## Exercise aim:
Your task is to extract every line from the material below exactly.

## The data:
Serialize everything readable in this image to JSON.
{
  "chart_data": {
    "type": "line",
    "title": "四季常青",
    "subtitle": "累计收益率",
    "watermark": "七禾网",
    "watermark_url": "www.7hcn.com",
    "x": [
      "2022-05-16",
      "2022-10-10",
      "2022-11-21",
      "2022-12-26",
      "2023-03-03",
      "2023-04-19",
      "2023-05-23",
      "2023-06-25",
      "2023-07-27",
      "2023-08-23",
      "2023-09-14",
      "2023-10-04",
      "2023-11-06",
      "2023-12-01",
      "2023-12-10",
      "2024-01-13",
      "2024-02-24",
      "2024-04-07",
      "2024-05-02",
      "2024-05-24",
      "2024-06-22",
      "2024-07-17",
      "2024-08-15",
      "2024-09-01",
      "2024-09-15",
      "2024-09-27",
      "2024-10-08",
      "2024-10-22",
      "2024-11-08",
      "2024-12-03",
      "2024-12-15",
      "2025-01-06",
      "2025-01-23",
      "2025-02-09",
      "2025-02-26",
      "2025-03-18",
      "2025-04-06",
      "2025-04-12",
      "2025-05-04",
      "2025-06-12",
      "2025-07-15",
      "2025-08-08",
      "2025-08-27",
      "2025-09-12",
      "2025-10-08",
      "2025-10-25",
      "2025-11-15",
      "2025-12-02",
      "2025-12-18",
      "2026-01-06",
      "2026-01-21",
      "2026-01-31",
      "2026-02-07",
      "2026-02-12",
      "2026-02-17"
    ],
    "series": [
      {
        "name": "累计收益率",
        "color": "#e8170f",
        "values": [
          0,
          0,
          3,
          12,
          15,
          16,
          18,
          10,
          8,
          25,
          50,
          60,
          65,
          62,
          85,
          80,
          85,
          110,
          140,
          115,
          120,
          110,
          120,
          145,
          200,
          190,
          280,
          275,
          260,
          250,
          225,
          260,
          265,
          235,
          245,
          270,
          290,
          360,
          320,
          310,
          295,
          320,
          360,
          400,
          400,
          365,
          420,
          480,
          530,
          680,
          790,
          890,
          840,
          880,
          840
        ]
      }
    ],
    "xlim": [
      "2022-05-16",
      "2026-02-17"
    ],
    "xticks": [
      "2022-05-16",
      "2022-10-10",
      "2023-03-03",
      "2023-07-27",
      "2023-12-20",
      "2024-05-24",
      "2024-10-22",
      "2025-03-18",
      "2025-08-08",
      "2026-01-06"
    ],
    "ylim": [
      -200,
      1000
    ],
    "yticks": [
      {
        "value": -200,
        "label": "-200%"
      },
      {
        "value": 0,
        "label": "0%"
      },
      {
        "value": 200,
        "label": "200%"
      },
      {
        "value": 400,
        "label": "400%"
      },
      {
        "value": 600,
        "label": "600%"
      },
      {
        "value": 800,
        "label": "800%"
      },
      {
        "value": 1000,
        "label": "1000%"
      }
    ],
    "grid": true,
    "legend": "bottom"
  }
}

## Result:
Serialize everything readable in this image to JSON.
{
  "chart_data": {
    "type": "line",
    "title": "四季常青",
    "subtitle": "累计收益率",
    "watermark": "七禾网",
    "watermark_url": "www.7hcn.com",
    "x": [
      "2022-05-16",
      "2022-10-10",
      "2022-11-21",
      "2022-12-26",
      "2023-03-03",
      "2023-04-19",
      "2023-05-23",
      "2023-06-25",
      "2023-07-27",
      "2023-08-23",
      "2023-09-14",
      "2023-10-04",
      "2023-11-06",
      "2023-12-01",
      "2023-12-10",
      "2024-01-13",
      "2024-02-24",
      "2024-04-07",
      "2024-05-02",
      "2024-05-24",
      "2024-06-22",
      "2024-07-17",
      "2024-08-15",
      "2024-09-01",
      "2024-09-15",
      "2024-09-27",
      "2024-10-08",
      "2024-10-22",
      "2024-11-08",
      "2024-12-03",
      "2024-12-15",
      "2025-01-06",
      "2025-01-23",
      "2025-02-09",
      "2025-02-26",
      "2025-03-18",
      "2025-04-06",
      "2025-04-12",
      "2025-05-04",
      "2025-06-12",
      "2025-07-15",
      "2025-08-08",
      "2025-08-27",
      "2025-09-12",
      "2025-10-08",
      "2025-10-25",
      "2025-11-15",
      "2025-12-02",
      "2025-12-18",
      "2026-01-06",
      "2026-01-21",
      "2026-01-31",
      "2026-02-07",
      "2026-02-12",
      "2026-02-17"
    ],
    "series": [
      {
        "name": "累计收益率",
        "color": "#e8170f",
        "values": [
          0,
          0,
          3,
          12,
          15,
          16,
          18,
          10,
          8,
          25,
          50,
          60,
          65,
          62,
          85,
          80,
          85,
          110,
          140,
          115,
          120,
          110,
          120,
          145,
          200,
          190,
          280,
          275,
          260,
          250,
          225,
          260,
          265,
          235,
          245,
          270,
          290,
          360,
          320,
          310,
          295,
          320,
          360,
          400,
          400,
          365,
          420,
          480,
          530,
          680,
          790,
          890,
          840,
          880,
          840
        ]
      }
    ],
    "xlim": [
      "2022-05-16",
      "2026-02-17"
    ],
    "xticks": [
      "2022-05-16",
      "2022-10-10",
      "2023-03-03",
      "2023-07-27",
      "2023-12-20",
      "2024-05-24",
      "2024-10-22",
      "2025-03-18",
      "2025-08-08",
      "2026-01-06"
    ],
    "ylim": [
      -200,
      1000
    ],
    "yticks": [
      {
        "value": -200,
        "label": "-200%"
      },
      {
        "value": 0,
        "label": "0%"
      },
      {
        "value": 200,
        "label": "200%"
      },
      {
        "value": 400,
        "label": "400%"
      },
      {
        "value": 600,
        "label": "600%"
      },
      {
        "value": 800,
        "label": "800%"
      },
      {
        "value": 1000,
        "label": "1000%"
      }
    ],
    "grid": true,
    "legend": "bottom"
  }
}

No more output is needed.